### Brief:
Type out every line below exactly as it reads.

### Entries:
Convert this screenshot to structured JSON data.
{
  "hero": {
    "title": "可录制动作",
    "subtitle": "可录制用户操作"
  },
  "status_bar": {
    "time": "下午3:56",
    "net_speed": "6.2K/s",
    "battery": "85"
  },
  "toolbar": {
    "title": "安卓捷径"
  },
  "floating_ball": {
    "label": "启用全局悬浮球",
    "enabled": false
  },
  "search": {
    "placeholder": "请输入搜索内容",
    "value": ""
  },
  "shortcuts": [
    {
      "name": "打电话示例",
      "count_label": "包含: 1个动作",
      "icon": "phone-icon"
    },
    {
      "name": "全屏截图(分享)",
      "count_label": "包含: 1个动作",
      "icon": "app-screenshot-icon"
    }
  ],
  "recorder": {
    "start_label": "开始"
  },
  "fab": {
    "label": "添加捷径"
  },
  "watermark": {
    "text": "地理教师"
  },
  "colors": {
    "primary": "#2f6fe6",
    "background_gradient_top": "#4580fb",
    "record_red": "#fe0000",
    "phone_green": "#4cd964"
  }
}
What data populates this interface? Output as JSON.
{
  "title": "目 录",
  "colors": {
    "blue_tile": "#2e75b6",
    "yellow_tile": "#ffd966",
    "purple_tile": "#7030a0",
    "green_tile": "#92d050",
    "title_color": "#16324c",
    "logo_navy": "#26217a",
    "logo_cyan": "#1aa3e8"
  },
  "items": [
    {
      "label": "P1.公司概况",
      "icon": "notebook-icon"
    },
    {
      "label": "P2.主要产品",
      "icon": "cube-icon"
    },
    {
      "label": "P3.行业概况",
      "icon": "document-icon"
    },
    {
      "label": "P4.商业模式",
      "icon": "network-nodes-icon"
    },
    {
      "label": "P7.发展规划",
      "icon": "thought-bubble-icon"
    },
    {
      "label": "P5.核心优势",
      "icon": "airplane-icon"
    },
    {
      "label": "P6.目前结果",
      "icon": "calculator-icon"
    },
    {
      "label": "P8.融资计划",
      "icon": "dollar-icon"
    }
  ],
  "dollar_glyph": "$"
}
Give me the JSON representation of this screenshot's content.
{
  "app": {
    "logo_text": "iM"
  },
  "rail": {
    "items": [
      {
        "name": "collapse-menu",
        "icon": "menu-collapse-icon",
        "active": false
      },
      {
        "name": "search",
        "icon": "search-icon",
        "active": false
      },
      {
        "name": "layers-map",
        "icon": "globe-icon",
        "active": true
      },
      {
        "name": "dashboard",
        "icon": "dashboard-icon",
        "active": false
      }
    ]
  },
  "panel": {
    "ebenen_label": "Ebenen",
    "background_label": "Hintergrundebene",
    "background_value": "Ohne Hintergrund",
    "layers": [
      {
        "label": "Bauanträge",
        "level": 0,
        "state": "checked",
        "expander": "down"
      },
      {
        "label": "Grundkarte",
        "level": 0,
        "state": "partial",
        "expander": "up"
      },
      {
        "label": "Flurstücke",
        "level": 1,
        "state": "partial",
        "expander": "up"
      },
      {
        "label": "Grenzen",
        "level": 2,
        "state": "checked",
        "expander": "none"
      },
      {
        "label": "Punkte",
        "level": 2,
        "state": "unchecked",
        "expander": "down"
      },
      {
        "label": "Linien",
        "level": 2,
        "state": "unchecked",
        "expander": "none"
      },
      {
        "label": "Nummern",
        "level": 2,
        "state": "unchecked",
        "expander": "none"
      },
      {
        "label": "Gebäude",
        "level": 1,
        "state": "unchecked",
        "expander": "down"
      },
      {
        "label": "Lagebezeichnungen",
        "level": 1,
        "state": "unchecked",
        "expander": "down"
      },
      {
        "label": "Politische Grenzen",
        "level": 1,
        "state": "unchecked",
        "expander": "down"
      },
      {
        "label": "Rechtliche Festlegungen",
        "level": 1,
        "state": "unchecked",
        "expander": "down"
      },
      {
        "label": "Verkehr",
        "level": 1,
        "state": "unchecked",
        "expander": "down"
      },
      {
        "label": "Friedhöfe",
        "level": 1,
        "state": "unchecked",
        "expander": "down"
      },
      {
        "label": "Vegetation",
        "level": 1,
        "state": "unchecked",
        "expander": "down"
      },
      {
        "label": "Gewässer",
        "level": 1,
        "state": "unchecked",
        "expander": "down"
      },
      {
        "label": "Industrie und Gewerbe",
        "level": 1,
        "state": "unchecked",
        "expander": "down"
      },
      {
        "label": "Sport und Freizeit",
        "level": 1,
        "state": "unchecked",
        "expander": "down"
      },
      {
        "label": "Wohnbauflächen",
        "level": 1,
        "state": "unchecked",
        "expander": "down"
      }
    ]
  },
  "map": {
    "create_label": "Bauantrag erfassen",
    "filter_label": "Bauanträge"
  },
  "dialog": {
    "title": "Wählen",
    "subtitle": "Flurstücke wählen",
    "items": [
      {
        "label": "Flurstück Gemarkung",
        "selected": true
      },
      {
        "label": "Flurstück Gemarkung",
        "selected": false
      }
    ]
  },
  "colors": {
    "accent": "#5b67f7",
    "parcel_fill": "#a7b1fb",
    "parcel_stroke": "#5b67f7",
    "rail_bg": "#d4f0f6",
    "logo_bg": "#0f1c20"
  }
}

### Task response:
Convert this screenshot to structured JSON data.
{
  "hero": {
    "title": "可录制动作",
    "subtitle": "可录制用户操作"
  },
  "status_bar": {
    "time": "下午3:56",
    "net_speed": "6.2K/s",
    "battery": "85"
  },
  "toolbar": {
    "title": "安卓捷径"
  },
  "floating_ball": {
    "label": "启用全局悬浮球",
    "enabled": false
  },
  "search": {
    "placeholder": "请输入搜索内容",
    "value": ""
  },
  "shortcuts": [
    {
      "name": "打电话示例",
      "count_label": "包含: 1个动作",
      "icon": "phone-icon"
    },
    {
      "name": "全屏截图(分享)",
      "count_label": "包含: 1个动作",
      "icon": "app-screenshot-icon"
    }
  ],
  "recorder": {
    "start_label": "开始"
  },
  "fab": {
    "label": "添加捷径"
  },
  "watermark": {
    "text": "地理教师"
  },
  "colors": {
    "primary": "#2f6fe6",
    "background_gradient_top": "#4580fb",
    "record_red": "#fe0000",
    "phone_green": "#4cd964"
  }
}
What data populates this interface? Output as JSON.
{
  "title": "目 录",
  "colors": {
    "blue_tile": "#2e75b6",
    "yellow_tile": "#ffd966",
    "purple_tile": "#7030a0",
    "green_tile": "#92d050",
    "title_color": "#16324c",
    "logo_navy": "#26217a",
    "logo_cyan": "#1aa3e8"
  },
  "items": [
    {
      "label": "P1.公司概况",
      "icon": "notebook-icon"
    },
    {
      "label": "P2.主要产品",
      "icon": "cube-icon"
    },
    {
      "label": "P3.行业概况",
      "icon": "document-icon"
    },
    {
      "label": "P4.商业模式",
      "icon": "network-nodes-icon"
    },
    {
      "label": "P7.发展规划",
      "icon": "thought-bubble-icon"
    },
    {
      "label": "P5.核心优势",
      "icon": "airplane-icon"
    },
    {
      "label": "P6.目前结果",
      "icon": "calculator-icon"
    },
    {
      "label": "P8.融资计划",
      "icon": "dollar-icon"
    }
  ],
  "dollar_glyph": "$"
}
Give me the JSON representation of this screenshot's content.
{
  "app": {
    "logo_text": "iM"
  },
  "rail": {
    "items": [
      {
        "name": "collapse-menu",
        "icon": "menu-collapse-icon",
        "active": false
      },
      {
        "name": "search",
        "icon": "search-icon",
        "active": false
      },
      {
        "name": "layers-map",
        "icon": "globe-icon",
        "active": true
      },
      {
        "name": "dashboard",
        "icon": "dashboard-icon",
        "active": false
      }
    ]
  },
  "panel": {
    "ebenen_label": "Ebenen",
    "background_label": "Hintergrundebene",
    "background_value": "Ohne Hintergrund",
    "layers": [
      {
        "label": "Bauanträge",
        "level": 0,
        "state": "checked",
        "expander": "down"
      },
      {
        "label": "Grundkarte",
        "level": 0,
        "state": "partial",
        "expander": "up"
      },
      {
        "label": "Flurstücke",
        "level": 1,
        "state": "partial",
        "expander": "up"
      },
      {
        "label": "Grenzen",
        "level": 2,
        "state": "checked",
        "expander": "none"
      },
      {
        "label": "Punkte",
        "level": 2,
        "state": "unchecked",
        "expander": "down"
      },
      {
        "label": "Linien",
        "level": 2,
        "state": "unchecked",
        "expander": "none"
      },
      {
        "label": "Nummern",
        "level": 2,
        "state": "unchecked",
        "expander": "none"
      },
      {
        "label": "Gebäude",
        "level": 1,
        "state": "unchecked",
        "expander": "down"
      },
      {
        "label": "Lagebezeichnungen",
        "level": 1,
        "state": "unchecked",
        "expander": "down"
      },
      {
        "label": "Politische Grenzen",
        "level": 1,
        "state": "unchecked",
        "expander": "down"
      },
      {
        "label": "Rechtliche Festlegungen",
        "level": 1,
        "state": "unchecked",
        "expander": "down"
      },
      {
        "label": "Verkehr",
        "level": 1,
        "state": "unchecked",
        "expander": "down"
      },
      {
        "label": "Friedhöfe",
        "level": 1,
        "state": "unchecked",
        "expander": "down"
      },
      {
        "label": "Vegetation",
        "level": 1,
        "state": "unchecked",
        "expander": "down"
      },
      {
        "label": "Gewässer",
        "level": 1,
        "state": "unchecked",
        "expander": "down"
      },
      {
        "label": "Industrie und Gewerbe",
        "level": 1,
        "state": "unchecked",
        "expander": "down"
      },
      {
        "label": "Sport und Freizeit",
        "level": 1,
        "state": "unchecked",
        "expander": "down"
      },
      {
        "label": "Wohnbauflächen",
        "level": 1,
        "state": "unchecked",
        "expander": "down"
      }
    ]
  },
  "map": {
    "create_label": "Bauantrag erfassen",
    "filter_label": "Bauanträge"
  },
  "dialog": {
    "title": "Wählen",
    "subtitle": "Flurstücke wählen",
    "items": [
      {
        "label": "Flurstück Gemarkung",
        "selected": true
      },
      {
        "label": "Flurstück Gemarkung",
        "selected": false
      }
    ]
  },
  "colors": {
    "accent": "#5b67f7",
    "parcel_fill": "#a7b1fb",
    "parcel_stroke": "#5b67f7",
    "rail_bg": "#d4f0f6",
    "logo_bg": "#0f1c20"
  }
}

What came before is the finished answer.